WHAT YOU HAVE TO DO | Every line of the data must be copied exactly.

# start of SUPPLIED DATA

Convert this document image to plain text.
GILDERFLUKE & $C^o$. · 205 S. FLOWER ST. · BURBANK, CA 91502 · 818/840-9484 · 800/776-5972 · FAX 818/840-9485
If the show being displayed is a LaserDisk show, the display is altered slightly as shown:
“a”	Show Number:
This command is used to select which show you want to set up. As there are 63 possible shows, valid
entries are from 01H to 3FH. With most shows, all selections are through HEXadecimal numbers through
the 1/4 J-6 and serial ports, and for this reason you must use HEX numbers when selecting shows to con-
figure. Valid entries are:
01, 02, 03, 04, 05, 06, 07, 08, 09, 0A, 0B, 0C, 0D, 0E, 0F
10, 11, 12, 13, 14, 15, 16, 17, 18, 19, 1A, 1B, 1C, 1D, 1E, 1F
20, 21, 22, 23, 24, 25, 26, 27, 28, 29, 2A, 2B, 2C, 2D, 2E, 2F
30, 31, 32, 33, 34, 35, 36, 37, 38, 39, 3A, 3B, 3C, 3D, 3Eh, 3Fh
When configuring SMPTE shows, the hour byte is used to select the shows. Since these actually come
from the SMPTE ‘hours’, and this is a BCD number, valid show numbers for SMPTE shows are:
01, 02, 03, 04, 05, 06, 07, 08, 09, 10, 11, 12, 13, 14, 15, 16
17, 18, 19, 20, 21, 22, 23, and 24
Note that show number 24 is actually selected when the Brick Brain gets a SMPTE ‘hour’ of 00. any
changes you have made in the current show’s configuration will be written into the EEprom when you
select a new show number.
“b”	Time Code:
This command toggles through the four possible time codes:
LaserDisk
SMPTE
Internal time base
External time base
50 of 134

# end of SUPPLIED DATA

ANSWER FOR THIS EXERCISE |
Convert this document image to plain text.
GILDERFLUKE & $C^o$. · 205 S. FLOWER ST. · BURBANK, CA 91502 · 818/840-9484 · 800/776-5972 · FAX 818/840-9485
If the show being displayed is a LaserDisk show, the display is altered slightly as shown:
“a”	Show Number:
This command is used to select which show you want to set up. As there are 63 possible shows, valid
entries are from 01H to 3FH. With most shows, all selections are through HEXadecimal numbers through
the 1/4 J-6 and serial ports, and for this reason you must use HEX numbers when selecting shows to con-
figure. Valid entries are:
01, 02, 03, 04, 05, 06, 07, 08, 09, 0A, 0B, 0C, 0D, 0E, 0F
10, 11, 12, 13, 14, 15, 16, 17, 18, 19, 1A, 1B, 1C, 1D, 1E, 1F
20, 21, 22, 23, 24, 25, 26, 27, 28, 29, 2A, 2B, 2C, 2D, 2E, 2F
30, 31, 32, 33, 34, 35, 36, 37, 38, 39, 3A, 3B, 3C, 3D, 3Eh, 3Fh
When configuring SMPTE shows, the hour byte is used to select the shows. Since these actually come
from the SMPTE ‘hours’, and this is a BCD number, valid show numbers for SMPTE shows are:
01, 02, 03, 04, 05, 06, 07, 08, 09, 10, 11, 12, 13, 14, 15, 16
17, 18, 19, 20, 21, 22, 23, and 24
Note that show number 24 is actually selected when the Brick Brain gets a SMPTE ‘hour’ of 00. any
changes you have made in the current show’s configuration will be written into the EEprom when you
select a new show number.
“b”	Time Code:
This command toggles through the four possible time codes:
LaserDisk
SMPTE
Internal time base
External time base
50 of 134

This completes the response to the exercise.